Begin at the line that holds "Convert this document image to plain text." and retype every line through the end of the material, both included. Leave out the pictures.
§ §
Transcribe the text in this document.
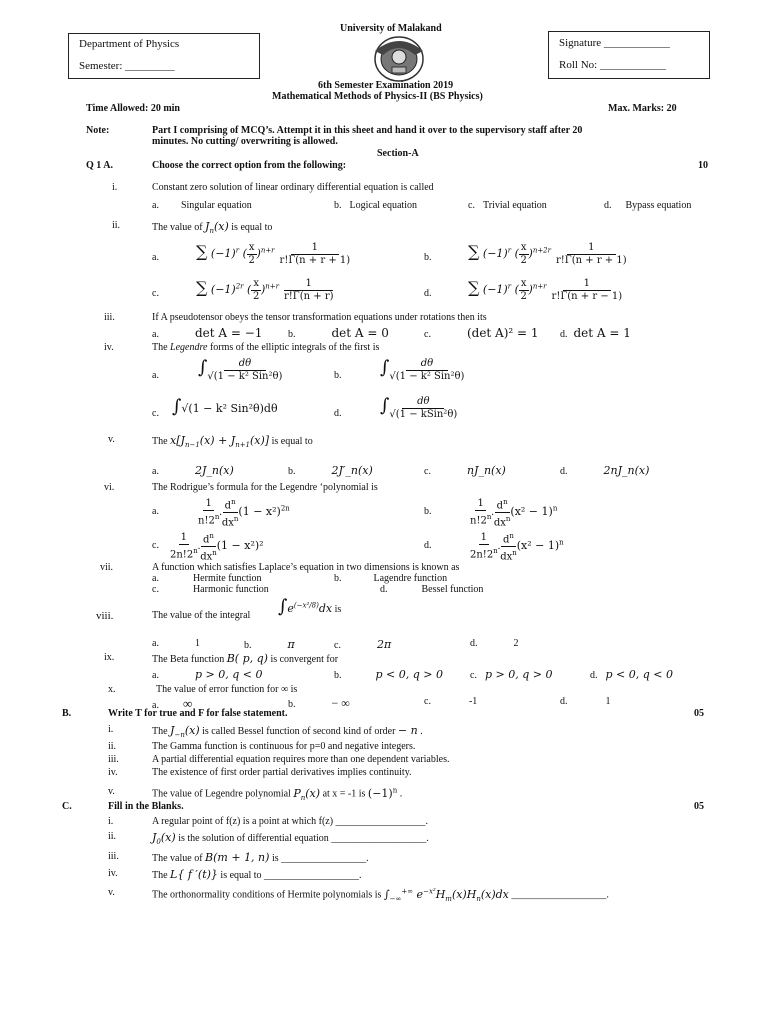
University of Malakand
Department of Physics
Semester: _________
Signature ____________
Roll No: ____________
6th Semester Examination 2019
Mathematical Methods of Physics-II (BS Physics)
Time Allowed: 20 min	Max. Marks: 20
Note:	Part I comprising of MCQ’s. Attempt it in this sheet and hand it over to the supervisory staff after 20
minutes. No cutting/ overwriting is allowed.
Section-A
Q 1 A.	Choose the correct option from the following:	10
i.	Constant zero solution of linear ordinary differential equation is called
a. Singular equation	b. Logical equation	c. Trivial equation	d. Bypass equation
ii.	The value of $J_n(x)$ is equal to
a. ∑ $(-1)^r$ ( $\frac{x}{2} )^{n+r} \frac{1}{r!\Gamma(n + r + 1)}$	b. ∑ $(-1)^r$ ( $\frac{x}{2} )^{n+2r} \frac{1}{r!\Gamma(n + r + 1)}$
c. ∑ $(-1)^{2r}$ ( $\frac{x}{2} )^{n+r} \frac{1}{r!\Gamma(n + r)}$	d. ∑ $(-1)^r$ ( $\frac{x}{2} )^{n+r} \frac{1}{r!\Gamma(n + r - 1)}$
iii.	If A pseudotensor obeys the tensor transformation equations under rotations then its
a.	det A = −1	b.	det A = 0	c.	(det A)² = 1 d. det A = 1
iv.	The Legendre forms of the elliptic integrals of the first is
a. ∫ $\frac{d\theta}{\text{√(1 − k² Sin²θ)}}$	b. ∫ $\frac{d\theta}{\text{√(1 − k² Sin²θ)}}$
c. ∫√(1 − k² Sin²θ)dθ	d. ∫ $\frac{d\theta}{\text{√(1 − kSin²θ)}}$
v.	The $x[J_{n-1}(x) + J_{n+1}(x)]$ is equal to
a.	2J_n(x)	b.	2J′_n(x)	c.	nJ_n(x)	d.	2nJ_n(x)
vi.	The Rodrigue’s formula for the Legendre ‘polynomial is
a.	$\frac{1}{n!2^n}$ . $\frac{d^n}{dx^n} (1 - x^2)^{2n}$	b.	$\frac{1}{n!2^n}$ . $\frac{d^n}{dx^n} (x^2 - 1)^n$
c. $\frac{1}{2n!2^n}$ . $\frac{d^n}{dx^n} (1 - x^2)^2$	d.	$\frac{1}{2n!2^n}$ . $\frac{d^n}{dx^n} (x^2 - 1)^n$
vii.	A function which satisfies Laplace’s equation in two dimensions is known as
a.	Hermite function	b.	Lagendre function
c.	Harmonic function	d.	Bessel function
viii.	The value of the integral $\int e^{(-x^2/8)}dx$ is
a.	1	b.	π	c.	2π	d.	2
ix.	The Beta function B( p, q) is convergent for
a.	p > 0, q < 0	b.	p < 0, q > 0	c. p > 0, q > 0	d. p < 0, q < 0
x.	The value of error function for ∞ is
a. ∞	b.	− ∞	c.	-1	d.	1
B.	Write T for true and F for false statement.	05
i.	The $J_{-n}(x)$ is called Bessel function of second kind of order − n .
ii.	The Gamma function is continuous for p=0 and negative integers.
iii.	A partial differential equation requires more than one dependent variables.
iv.	The existence of first order partial derivatives implies continuity.
v.	The value of Legendre polynomial $P_n(x)$ at x = -1 is $(-1)^n$ .
C.	Fill in the Blanks.	05
i.	A regular point of f(z) is a point at which f(z) __________________.
ii.	$J_0(x)$ is the solution of differential equation ___________________.
iii.	The value of B(m + 1, n) is _________________.
iv.	The L{ f ′(t)} is equal to ___________________.
v.	The orthonormality conditions of Hermite polynomials is $\int_{-\infty}^{+\infty}$ $e^{-x^2}H_m(x)H_n(x)dx$ ___________________.
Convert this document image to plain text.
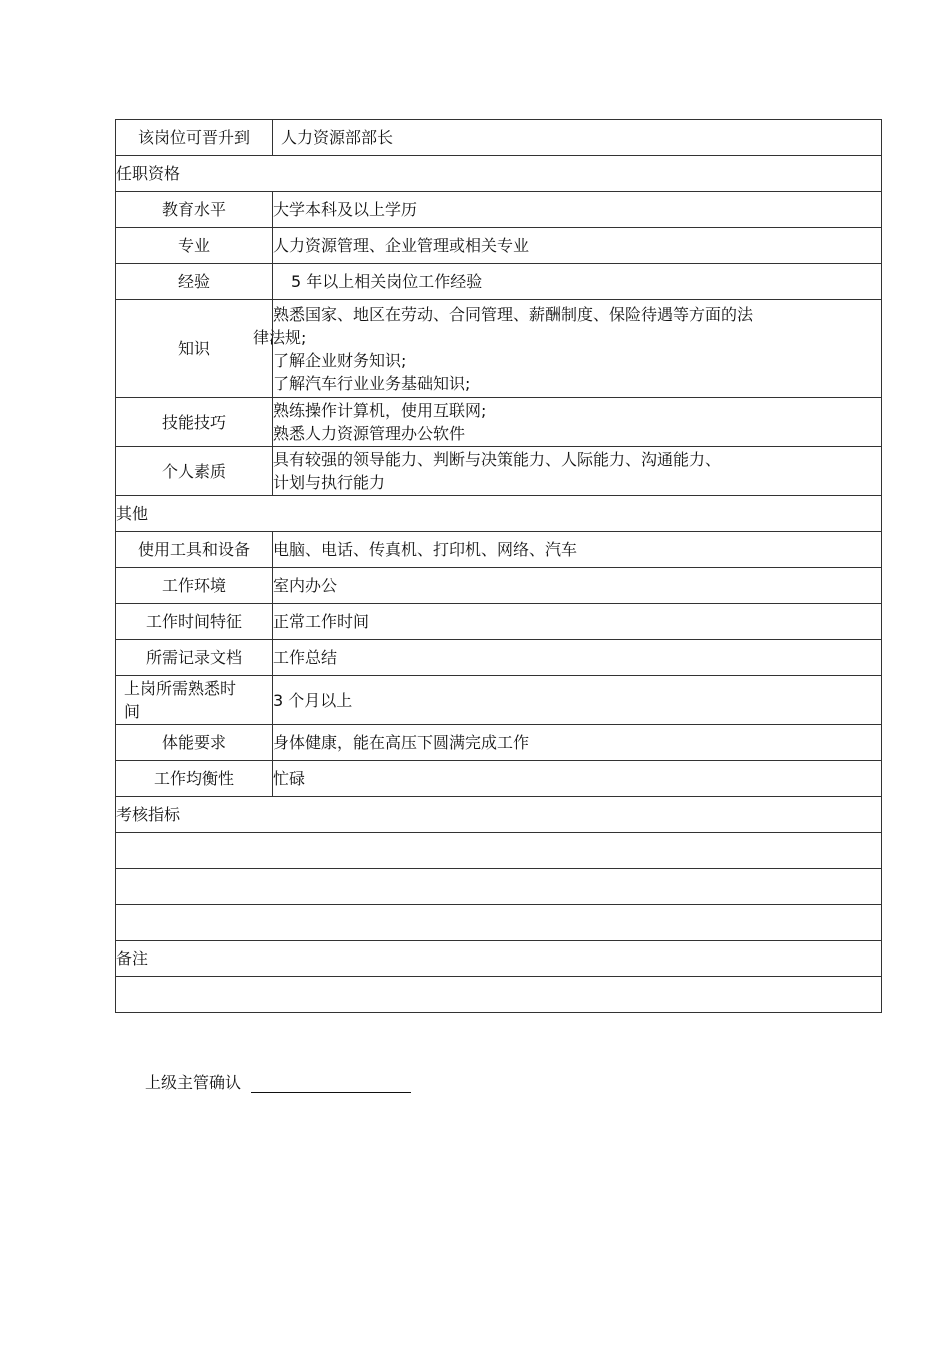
该岗位可晋升到	人力资源部部长
任职资格	
教育水平	大学本科及以上学历
专业	人力资源管理、企业管理或相关专业
经验	5 年以上相关岗位工作经验
知识	熟悉国家、地区在劳动、合同管理、薪酬制度、保险待遇等方面的法
律法规;
了解企业财务知识;
了解汽车行业业务基础知识;

技能技巧	熟练操作计算机，使用互联网;
熟悉人力资源管理办公软件

个人素质	具有较强的领导能力、判断与决策能力、人际能力、沟通能力、
计划与执行能力

其他	
使用工具和设备	电脑、电话、传真机、打印机、网络、汽车
工作环境	室内办公
工作时间特征	正常工作时间
所需记录文档	工作总结

上岗所需熟悉时
间	3 个月以上
体能要求	身体健康，能在高压下圆满完成工作
工作均衡性	忙碌
考核指标	

备注	

上级主管确认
§ §
■ Full solution ■
Convert this document image to plain text.
该岗位可晋升到	人力资源部部长
任职资格	
教育水平	大学本科及以上学历
专业	人力资源管理、企业管理或相关专业
经验	5 年以上相关岗位工作经验
知识	熟悉国家、地区在劳动、合同管理、薪酬制度、保险待遇等方面的法
律法规;
了解企业财务知识;
了解汽车行业业务基础知识;

技能技巧	熟练操作计算机，使用互联网;
熟悉人力资源管理办公软件

个人素质	具有较强的领导能力、判断与决策能力、人际能力、沟通能力、
计划与执行能力

其他	
使用工具和设备	电脑、电话、传真机、打印机、网络、汽车
工作环境	室内办公
工作时间特征	正常工作时间
所需记录文档	工作总结

上岗所需熟悉时
间	3 个月以上
体能要求	身体健康，能在高压下圆满完成工作
工作均衡性	忙碌
考核指标	

备注	

上级主管确认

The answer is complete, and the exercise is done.